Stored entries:
________

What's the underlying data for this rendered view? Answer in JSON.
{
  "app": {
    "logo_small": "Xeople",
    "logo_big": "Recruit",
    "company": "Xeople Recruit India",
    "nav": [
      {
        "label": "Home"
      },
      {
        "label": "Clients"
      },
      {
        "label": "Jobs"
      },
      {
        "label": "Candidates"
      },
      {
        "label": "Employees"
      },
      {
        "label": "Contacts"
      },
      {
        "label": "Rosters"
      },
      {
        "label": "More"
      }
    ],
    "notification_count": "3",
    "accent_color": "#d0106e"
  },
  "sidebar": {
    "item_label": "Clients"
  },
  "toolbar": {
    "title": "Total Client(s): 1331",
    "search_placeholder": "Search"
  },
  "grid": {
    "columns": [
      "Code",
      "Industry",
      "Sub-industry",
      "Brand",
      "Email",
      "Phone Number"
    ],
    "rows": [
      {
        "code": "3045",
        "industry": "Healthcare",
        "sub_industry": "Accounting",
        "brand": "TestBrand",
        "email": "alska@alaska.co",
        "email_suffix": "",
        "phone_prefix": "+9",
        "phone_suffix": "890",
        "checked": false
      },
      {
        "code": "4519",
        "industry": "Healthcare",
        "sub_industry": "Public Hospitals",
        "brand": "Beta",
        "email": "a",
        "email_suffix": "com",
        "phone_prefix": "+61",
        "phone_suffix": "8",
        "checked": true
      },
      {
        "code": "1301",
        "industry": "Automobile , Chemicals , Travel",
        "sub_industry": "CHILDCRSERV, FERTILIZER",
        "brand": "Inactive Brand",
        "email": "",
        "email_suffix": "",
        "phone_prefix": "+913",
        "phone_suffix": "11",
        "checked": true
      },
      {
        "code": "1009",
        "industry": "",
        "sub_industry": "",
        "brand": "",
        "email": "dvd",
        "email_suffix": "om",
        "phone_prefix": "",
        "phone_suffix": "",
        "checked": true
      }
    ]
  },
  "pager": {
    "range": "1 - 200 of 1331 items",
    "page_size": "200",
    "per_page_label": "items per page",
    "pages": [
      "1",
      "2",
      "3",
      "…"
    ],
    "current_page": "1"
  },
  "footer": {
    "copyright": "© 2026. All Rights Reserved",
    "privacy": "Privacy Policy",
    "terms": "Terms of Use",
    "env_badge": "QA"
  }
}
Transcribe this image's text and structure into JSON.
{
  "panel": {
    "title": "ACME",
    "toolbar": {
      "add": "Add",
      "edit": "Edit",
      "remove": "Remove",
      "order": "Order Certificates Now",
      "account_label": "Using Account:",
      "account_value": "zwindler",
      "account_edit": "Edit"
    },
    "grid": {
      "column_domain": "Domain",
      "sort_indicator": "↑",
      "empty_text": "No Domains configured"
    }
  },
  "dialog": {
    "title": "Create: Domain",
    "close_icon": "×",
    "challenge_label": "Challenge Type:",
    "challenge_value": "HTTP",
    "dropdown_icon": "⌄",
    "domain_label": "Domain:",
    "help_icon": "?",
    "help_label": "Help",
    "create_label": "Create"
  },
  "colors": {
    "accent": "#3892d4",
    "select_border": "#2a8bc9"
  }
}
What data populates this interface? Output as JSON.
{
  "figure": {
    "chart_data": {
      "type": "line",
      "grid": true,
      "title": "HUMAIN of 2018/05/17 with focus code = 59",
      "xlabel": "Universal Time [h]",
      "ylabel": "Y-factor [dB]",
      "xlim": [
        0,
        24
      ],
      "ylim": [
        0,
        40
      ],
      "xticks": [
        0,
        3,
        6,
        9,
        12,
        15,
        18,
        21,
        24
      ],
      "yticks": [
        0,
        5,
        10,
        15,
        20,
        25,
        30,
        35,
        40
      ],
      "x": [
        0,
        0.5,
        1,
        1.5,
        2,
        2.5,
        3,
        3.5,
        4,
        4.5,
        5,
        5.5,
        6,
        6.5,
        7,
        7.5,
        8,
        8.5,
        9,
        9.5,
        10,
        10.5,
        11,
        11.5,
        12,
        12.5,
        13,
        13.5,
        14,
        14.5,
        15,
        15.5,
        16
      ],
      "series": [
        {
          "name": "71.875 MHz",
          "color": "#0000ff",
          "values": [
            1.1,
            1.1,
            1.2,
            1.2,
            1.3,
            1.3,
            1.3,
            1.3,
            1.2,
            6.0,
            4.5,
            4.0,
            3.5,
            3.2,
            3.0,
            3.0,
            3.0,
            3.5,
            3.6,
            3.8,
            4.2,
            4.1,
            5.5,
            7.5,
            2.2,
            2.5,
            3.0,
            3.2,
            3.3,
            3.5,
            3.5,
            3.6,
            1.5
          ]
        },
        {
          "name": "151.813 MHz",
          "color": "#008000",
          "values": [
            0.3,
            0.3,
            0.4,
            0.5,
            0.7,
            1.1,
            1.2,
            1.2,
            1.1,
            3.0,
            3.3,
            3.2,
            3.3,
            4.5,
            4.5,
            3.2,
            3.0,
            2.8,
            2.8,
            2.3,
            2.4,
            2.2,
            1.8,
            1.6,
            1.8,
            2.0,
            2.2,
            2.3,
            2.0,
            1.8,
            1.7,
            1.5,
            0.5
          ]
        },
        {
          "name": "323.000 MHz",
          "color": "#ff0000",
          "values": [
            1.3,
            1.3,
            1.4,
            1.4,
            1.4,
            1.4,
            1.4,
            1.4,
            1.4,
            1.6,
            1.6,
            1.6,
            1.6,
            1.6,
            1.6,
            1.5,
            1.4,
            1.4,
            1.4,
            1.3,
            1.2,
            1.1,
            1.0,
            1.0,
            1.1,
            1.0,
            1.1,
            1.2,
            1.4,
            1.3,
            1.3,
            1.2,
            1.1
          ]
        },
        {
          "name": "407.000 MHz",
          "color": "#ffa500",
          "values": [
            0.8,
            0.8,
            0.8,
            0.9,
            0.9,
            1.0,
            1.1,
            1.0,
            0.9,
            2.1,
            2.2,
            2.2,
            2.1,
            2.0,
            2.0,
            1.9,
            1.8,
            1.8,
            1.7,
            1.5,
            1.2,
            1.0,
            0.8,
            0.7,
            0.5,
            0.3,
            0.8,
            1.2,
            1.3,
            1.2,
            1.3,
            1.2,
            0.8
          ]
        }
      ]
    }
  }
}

________

YOUR OBJECTIVE: State how many lines of the material contain the string "JSON", with no other words.

REPLY: 3